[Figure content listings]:
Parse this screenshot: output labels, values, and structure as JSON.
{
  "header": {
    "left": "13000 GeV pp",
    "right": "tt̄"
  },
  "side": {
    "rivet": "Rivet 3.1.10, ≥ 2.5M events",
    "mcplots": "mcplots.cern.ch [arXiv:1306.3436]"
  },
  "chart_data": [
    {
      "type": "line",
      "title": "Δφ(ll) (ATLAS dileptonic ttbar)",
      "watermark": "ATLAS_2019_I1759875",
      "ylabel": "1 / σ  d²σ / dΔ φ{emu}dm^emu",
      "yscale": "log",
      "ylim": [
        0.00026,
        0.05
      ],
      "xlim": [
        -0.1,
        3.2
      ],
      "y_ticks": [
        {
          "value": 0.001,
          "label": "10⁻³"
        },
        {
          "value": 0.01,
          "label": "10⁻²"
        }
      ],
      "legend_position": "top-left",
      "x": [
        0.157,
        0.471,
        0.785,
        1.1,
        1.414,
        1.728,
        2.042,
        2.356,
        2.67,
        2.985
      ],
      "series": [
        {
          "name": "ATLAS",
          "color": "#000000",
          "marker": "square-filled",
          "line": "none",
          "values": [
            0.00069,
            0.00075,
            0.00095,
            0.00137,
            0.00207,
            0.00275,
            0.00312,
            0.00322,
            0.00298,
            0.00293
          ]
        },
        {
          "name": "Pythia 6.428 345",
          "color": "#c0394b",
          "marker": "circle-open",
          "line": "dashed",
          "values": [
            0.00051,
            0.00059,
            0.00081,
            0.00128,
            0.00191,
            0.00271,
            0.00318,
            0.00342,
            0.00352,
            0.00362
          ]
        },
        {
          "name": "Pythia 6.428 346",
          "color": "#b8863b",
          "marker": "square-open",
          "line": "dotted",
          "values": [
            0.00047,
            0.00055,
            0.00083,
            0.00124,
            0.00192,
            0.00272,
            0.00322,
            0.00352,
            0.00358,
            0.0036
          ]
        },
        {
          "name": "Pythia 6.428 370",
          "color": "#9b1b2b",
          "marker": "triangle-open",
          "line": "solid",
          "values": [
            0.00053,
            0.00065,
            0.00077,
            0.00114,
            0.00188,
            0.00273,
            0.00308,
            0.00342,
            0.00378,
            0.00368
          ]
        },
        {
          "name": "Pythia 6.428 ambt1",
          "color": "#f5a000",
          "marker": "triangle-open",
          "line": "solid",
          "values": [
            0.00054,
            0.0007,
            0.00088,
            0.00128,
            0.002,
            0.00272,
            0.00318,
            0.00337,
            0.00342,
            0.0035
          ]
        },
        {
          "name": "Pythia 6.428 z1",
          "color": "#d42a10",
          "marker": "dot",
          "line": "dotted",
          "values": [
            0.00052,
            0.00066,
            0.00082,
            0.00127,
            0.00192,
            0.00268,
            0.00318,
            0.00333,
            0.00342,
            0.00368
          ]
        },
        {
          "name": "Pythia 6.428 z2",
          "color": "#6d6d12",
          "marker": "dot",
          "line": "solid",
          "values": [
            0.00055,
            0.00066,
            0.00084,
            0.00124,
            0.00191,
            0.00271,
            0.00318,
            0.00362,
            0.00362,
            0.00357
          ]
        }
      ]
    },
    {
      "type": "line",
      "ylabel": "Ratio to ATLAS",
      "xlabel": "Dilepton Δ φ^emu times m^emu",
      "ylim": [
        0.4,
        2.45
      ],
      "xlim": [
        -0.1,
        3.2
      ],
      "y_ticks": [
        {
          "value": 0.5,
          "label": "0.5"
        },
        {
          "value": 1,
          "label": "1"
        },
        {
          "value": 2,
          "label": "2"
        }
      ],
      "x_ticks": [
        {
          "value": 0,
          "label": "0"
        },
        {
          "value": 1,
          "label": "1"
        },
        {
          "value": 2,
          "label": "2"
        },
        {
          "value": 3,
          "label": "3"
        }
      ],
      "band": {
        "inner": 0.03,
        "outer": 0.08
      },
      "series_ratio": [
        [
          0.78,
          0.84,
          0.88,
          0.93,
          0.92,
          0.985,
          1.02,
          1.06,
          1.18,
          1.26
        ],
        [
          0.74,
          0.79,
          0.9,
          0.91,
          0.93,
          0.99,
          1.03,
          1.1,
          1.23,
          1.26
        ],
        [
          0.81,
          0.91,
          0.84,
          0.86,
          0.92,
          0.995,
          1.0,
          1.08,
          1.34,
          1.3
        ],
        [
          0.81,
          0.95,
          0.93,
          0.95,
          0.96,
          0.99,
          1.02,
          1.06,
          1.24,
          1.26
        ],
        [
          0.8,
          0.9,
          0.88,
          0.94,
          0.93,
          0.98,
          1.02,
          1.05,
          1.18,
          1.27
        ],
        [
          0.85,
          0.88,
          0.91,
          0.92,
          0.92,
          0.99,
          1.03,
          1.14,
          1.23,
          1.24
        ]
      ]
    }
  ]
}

[Directions for this task]:
Find the word "name" in the entries, and copy every line it shows up in.

[Solution to this task]:
          "name": "ATLAS",
          "name": "Pythia 6.428 345",
          "name": "Pythia 6.428 346",
          "name": "Pythia 6.428 370",
          "name": "Pythia 6.428 ambt1",
          "name": "Pythia 6.428 z1",
          "name": "Pythia 6.428 z2",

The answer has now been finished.